- **Raw records**
** START **

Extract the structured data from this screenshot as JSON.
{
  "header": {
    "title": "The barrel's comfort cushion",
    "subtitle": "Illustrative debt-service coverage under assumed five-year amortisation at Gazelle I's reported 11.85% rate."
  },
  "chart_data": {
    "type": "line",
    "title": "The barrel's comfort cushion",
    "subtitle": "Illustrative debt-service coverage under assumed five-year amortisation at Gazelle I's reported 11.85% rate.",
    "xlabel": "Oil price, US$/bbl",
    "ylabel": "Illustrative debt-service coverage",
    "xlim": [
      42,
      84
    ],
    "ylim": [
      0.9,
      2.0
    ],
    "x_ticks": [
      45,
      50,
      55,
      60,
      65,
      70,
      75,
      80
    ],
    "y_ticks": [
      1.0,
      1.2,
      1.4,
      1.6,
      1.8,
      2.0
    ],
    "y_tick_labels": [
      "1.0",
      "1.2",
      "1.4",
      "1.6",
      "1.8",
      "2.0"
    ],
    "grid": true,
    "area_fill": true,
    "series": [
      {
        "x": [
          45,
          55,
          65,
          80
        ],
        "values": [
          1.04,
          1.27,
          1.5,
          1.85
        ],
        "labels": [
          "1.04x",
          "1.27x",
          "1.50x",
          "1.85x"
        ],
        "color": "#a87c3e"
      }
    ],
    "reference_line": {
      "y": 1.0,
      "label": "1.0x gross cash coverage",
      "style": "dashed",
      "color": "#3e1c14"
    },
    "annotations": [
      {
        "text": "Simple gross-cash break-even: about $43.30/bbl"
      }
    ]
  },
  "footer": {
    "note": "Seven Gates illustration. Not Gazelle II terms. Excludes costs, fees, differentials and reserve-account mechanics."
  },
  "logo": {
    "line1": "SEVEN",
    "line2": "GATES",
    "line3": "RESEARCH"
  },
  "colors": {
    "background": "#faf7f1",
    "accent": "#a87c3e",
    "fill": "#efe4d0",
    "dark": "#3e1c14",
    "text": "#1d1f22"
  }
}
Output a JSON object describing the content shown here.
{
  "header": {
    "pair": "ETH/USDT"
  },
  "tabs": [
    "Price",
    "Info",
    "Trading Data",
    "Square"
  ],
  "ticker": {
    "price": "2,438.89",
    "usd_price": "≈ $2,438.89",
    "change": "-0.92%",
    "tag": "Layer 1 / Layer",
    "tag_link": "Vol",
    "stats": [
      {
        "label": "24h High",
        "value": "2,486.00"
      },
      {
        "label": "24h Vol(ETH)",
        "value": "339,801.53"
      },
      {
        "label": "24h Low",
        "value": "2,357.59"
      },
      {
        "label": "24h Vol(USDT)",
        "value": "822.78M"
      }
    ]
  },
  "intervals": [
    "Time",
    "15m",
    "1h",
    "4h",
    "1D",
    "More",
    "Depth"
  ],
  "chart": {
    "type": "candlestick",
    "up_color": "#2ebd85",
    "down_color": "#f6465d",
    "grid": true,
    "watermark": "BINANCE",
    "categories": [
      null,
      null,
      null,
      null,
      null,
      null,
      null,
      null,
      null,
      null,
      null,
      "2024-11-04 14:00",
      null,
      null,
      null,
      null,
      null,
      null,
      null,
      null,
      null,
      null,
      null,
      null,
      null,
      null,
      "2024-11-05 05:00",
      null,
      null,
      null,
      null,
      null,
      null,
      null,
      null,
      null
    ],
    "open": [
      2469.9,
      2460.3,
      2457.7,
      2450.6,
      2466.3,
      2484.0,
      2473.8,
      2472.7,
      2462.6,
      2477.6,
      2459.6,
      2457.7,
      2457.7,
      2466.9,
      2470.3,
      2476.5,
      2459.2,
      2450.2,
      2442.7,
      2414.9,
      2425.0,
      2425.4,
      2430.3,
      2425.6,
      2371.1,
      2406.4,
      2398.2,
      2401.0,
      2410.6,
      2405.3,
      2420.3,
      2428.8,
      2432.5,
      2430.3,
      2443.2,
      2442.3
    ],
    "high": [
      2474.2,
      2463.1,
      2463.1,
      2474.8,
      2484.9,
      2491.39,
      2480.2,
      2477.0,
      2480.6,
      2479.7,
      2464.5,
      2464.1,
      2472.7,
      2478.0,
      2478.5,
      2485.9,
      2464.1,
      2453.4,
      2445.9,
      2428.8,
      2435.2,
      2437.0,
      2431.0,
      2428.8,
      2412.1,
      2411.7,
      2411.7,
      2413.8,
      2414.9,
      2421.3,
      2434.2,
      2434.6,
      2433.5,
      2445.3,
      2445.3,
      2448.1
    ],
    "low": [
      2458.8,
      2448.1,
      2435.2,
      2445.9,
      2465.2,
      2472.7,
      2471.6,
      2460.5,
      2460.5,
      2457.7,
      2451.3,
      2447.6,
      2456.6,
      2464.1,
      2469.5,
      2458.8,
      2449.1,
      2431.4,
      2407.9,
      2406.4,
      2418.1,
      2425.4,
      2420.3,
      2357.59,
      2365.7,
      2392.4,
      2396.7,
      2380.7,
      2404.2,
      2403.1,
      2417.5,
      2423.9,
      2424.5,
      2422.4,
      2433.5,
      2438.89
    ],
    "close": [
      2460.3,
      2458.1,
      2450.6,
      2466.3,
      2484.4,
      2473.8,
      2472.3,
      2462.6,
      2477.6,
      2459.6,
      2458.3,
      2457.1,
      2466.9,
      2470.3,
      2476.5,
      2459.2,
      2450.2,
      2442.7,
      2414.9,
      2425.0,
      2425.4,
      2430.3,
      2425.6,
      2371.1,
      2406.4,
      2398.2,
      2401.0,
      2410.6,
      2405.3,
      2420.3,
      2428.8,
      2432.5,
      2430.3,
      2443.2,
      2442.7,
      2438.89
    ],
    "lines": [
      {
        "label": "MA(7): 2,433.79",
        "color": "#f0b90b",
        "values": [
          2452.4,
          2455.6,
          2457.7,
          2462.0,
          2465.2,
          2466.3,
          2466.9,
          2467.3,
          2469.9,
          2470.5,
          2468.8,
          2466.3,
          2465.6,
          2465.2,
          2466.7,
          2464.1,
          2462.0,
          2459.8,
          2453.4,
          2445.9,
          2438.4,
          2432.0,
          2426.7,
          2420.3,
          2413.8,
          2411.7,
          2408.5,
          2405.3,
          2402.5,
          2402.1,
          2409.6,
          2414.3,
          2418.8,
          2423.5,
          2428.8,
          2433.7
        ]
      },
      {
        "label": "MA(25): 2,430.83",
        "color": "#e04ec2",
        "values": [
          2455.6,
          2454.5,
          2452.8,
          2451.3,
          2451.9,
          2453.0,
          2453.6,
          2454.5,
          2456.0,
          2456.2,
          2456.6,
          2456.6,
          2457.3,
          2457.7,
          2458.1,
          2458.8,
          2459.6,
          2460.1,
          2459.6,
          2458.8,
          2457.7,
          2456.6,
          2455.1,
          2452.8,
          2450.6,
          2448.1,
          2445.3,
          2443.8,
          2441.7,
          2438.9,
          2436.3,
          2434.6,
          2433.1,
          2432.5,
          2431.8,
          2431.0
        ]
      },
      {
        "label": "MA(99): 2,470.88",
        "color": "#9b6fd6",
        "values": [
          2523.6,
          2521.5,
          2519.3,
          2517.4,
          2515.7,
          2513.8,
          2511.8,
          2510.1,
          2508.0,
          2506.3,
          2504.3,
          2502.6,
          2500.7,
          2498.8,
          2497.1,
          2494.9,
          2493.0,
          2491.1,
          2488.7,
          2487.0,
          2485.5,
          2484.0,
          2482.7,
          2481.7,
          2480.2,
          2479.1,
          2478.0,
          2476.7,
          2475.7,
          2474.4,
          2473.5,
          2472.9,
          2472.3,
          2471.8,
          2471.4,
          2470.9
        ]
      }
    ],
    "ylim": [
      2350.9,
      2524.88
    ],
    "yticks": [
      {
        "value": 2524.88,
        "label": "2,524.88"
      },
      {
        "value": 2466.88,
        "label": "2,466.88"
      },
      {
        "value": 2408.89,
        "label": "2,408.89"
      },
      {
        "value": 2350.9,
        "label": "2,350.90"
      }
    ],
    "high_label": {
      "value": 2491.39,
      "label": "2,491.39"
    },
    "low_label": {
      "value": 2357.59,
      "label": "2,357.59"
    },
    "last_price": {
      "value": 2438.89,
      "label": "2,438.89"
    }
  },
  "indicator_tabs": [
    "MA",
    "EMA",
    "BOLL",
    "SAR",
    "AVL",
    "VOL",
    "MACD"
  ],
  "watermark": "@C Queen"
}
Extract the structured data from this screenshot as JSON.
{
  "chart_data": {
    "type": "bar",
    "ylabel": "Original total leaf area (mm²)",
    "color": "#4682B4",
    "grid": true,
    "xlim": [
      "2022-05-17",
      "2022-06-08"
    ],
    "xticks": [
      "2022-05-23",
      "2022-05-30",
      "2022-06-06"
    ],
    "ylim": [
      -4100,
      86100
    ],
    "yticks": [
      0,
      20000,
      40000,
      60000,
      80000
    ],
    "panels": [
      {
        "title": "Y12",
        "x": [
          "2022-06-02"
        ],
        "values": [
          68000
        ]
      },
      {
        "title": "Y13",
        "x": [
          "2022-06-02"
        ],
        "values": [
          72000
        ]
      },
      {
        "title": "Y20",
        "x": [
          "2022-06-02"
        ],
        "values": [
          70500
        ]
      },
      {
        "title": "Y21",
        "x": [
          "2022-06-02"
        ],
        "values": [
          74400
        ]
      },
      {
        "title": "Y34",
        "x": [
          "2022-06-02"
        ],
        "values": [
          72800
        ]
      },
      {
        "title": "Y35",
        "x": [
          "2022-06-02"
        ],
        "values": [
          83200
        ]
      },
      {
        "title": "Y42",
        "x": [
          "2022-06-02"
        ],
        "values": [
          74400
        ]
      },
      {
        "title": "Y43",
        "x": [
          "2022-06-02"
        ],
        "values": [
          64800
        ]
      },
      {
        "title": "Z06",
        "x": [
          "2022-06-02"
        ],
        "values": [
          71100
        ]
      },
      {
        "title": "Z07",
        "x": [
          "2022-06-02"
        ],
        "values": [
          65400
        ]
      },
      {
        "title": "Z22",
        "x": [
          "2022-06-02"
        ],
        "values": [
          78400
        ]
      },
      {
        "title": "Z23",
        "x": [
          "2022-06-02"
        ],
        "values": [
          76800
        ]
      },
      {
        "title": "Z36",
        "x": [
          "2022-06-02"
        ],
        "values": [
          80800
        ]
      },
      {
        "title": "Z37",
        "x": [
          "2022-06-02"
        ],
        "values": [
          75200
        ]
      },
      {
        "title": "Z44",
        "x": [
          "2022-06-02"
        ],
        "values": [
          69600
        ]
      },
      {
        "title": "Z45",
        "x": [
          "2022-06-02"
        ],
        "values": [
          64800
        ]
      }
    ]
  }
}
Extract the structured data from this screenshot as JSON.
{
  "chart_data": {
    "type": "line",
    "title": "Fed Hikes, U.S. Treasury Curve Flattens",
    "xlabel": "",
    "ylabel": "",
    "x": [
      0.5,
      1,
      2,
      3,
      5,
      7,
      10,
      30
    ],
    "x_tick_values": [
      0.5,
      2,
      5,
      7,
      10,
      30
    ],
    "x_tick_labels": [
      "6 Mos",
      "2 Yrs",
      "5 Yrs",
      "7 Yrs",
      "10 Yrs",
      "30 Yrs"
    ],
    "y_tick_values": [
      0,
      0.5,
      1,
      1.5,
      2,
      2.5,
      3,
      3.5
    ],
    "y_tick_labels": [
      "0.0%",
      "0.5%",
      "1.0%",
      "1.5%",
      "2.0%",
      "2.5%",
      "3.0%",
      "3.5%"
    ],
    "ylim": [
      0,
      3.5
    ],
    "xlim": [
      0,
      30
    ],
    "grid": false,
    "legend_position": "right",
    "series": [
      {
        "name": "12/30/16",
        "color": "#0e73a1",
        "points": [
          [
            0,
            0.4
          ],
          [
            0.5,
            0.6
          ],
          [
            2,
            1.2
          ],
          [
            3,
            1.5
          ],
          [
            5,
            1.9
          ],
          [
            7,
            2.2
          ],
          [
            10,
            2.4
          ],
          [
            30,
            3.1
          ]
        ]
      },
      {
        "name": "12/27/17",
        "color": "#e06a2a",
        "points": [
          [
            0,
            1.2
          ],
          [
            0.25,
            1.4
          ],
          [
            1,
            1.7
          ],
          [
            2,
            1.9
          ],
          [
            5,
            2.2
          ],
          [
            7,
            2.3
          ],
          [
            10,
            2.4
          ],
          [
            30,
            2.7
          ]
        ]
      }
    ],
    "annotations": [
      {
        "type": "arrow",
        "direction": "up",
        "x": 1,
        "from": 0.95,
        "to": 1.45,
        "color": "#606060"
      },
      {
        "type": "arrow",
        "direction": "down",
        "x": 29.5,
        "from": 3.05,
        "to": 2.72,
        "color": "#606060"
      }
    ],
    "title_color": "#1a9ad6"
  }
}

** END **

Search the data for "year". Copy every matching line.

- **Response to this exercise**
    "subtitle": "Illustrative debt-service coverage under assumed five-year amortisation at Gazelle I's reported 11.85% rate."
    "subtitle": "Illustrative debt-service coverage under assumed five-year amortisation at Gazelle I's reported 11.85% rate.",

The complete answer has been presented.